### Excerpt to read
Purpose of the Study:

  • To introduce a novel, integrated mathematical model for simulating myocardial blood perfusion.
  • To incorporate multiscale and multiphysics features including electrophysiology, mechanics, hemodynamics, and a multicompartment Darcy model.
  • To provide a unified computational framework for studying cardiac perfusion.

Main Methods:

  • Development of a fully coupled electromechanical model of the left heart.
  • Integration with a fully coupled Navier-Stokes-Darcy Model for biventricular myocardial perfusion.
  • Utilizing a detailed cardiac geometry including epicardial coronaries and myocardium.

Main Results:

  • Demonstrated biophysical fidelity of the model in simulating cardiac perfusion using realistic geometry.
  • Validated in-silico coronary flow rates and myocardial blood flow against clinical literature.
  • Quantified the reduction in myocardial perfusion caused by aortic regurgitation during diastole.

Conclusions:

  • The developed model represents the first integrated framework for electromechanics, hemodynamics, and perfusion.
  • The model provides a reliable tool for investigating cardiac perfusion dynamics and the impact of valvular diseases.
  • This approach enhances our understanding of the complex interplay governing myocardial blood supply.

### Given records
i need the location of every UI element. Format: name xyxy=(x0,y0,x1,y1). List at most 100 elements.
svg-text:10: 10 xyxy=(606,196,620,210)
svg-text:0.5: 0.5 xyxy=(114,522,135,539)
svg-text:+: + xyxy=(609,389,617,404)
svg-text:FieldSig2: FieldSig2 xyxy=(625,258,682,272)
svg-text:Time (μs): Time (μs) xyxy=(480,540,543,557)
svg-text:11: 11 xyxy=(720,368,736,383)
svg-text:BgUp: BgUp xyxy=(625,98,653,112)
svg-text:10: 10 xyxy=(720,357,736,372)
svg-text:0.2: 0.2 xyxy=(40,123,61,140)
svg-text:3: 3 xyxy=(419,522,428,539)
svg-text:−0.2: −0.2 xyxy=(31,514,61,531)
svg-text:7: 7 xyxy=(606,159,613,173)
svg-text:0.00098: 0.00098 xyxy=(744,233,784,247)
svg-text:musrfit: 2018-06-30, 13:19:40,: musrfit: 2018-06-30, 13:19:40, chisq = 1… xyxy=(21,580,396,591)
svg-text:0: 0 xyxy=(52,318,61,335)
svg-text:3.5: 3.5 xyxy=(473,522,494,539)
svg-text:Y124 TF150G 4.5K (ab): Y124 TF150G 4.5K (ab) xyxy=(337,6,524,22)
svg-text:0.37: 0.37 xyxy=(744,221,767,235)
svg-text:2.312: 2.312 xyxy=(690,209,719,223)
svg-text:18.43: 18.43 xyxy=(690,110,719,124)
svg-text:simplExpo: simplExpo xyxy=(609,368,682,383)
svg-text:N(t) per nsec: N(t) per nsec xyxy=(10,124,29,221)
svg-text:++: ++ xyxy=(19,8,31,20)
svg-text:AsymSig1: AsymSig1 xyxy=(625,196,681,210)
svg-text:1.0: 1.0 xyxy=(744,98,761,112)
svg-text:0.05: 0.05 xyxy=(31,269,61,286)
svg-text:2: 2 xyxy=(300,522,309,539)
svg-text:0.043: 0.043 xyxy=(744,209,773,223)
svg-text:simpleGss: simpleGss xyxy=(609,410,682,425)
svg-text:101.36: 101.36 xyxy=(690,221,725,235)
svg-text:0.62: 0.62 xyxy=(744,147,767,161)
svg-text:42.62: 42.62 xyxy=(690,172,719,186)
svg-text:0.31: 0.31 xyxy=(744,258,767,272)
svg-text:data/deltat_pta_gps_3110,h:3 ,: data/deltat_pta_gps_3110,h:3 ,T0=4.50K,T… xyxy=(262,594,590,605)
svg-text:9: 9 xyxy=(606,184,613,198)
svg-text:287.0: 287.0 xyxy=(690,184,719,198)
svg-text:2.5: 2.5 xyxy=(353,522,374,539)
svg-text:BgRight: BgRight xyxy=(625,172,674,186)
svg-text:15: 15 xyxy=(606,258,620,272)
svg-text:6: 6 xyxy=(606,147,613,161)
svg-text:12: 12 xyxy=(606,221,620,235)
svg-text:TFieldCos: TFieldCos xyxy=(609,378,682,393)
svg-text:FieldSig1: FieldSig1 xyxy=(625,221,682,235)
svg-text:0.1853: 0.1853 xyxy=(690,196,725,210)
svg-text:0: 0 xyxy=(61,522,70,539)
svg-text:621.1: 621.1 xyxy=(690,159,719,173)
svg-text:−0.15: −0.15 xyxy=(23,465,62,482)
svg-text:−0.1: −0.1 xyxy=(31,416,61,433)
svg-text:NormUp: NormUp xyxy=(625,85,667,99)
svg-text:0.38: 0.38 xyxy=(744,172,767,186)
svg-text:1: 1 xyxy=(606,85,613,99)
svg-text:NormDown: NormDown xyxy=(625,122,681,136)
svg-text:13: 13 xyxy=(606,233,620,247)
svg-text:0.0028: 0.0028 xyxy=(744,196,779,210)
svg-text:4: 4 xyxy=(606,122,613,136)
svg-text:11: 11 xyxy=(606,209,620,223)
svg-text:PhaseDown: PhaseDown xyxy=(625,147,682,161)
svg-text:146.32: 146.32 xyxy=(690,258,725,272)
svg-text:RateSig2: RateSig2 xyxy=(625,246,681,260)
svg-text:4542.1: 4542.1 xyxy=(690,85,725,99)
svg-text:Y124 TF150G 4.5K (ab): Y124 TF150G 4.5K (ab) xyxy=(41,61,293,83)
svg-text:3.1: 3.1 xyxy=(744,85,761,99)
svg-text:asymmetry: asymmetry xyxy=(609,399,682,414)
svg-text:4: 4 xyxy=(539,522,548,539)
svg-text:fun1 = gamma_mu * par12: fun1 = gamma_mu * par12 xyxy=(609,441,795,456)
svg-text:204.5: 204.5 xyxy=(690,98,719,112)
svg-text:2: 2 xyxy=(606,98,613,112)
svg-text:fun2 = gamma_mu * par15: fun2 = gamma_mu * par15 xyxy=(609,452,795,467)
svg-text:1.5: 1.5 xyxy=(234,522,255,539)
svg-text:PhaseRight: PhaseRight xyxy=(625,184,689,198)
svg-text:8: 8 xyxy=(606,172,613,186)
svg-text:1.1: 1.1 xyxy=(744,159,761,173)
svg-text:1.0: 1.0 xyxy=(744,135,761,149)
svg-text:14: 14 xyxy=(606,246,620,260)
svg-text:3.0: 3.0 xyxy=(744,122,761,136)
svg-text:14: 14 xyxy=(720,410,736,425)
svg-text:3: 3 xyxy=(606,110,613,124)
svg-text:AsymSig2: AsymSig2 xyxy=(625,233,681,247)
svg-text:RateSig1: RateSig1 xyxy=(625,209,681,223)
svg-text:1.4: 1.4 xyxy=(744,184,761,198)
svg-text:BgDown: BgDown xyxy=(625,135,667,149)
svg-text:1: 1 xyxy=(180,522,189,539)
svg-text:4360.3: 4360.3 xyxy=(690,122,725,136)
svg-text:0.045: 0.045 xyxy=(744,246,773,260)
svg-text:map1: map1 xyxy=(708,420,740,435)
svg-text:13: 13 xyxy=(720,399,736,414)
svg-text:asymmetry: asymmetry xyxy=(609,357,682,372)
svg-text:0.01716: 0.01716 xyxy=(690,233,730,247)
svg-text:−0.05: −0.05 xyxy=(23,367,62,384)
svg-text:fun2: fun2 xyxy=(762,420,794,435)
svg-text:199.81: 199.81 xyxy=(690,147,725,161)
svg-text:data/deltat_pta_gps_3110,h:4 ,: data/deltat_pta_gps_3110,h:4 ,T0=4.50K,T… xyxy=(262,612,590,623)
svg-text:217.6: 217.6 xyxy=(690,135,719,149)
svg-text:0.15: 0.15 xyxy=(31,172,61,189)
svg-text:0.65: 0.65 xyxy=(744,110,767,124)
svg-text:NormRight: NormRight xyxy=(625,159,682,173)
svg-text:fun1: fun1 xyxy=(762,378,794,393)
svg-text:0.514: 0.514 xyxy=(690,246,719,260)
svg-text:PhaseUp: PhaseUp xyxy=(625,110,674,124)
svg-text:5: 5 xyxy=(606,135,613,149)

### Directions
a – Answer these questions from the study summary:
(i) Which part of the heart does the fully coupled electromechanical model cover?
(ii) What kind of Darcy model does the study incorporate?
(iii) Which valvular condition's reduction of myocardial perfusion was quantified, and during which phase?
b – From the study summary, write out the stretch from "Purpose of the" through "studying cardiac perfusion.".

### Results by task
a –
(i) The left heart.
(ii) A multicompartment Darcy model.
(iii) Aortic regurgitation, during diastole.

b –
Purpose of the Study:

  • To introduce a novel, integrated mathematical model for simulating myocardial blood perfusion.
  • To incorporate multiscale and multiphysics features including electrophysiology, mechanics, hemodynamics, and a multicompartment Darcy model.
  • To provide a unified computational framework for studying cardiac perfusion.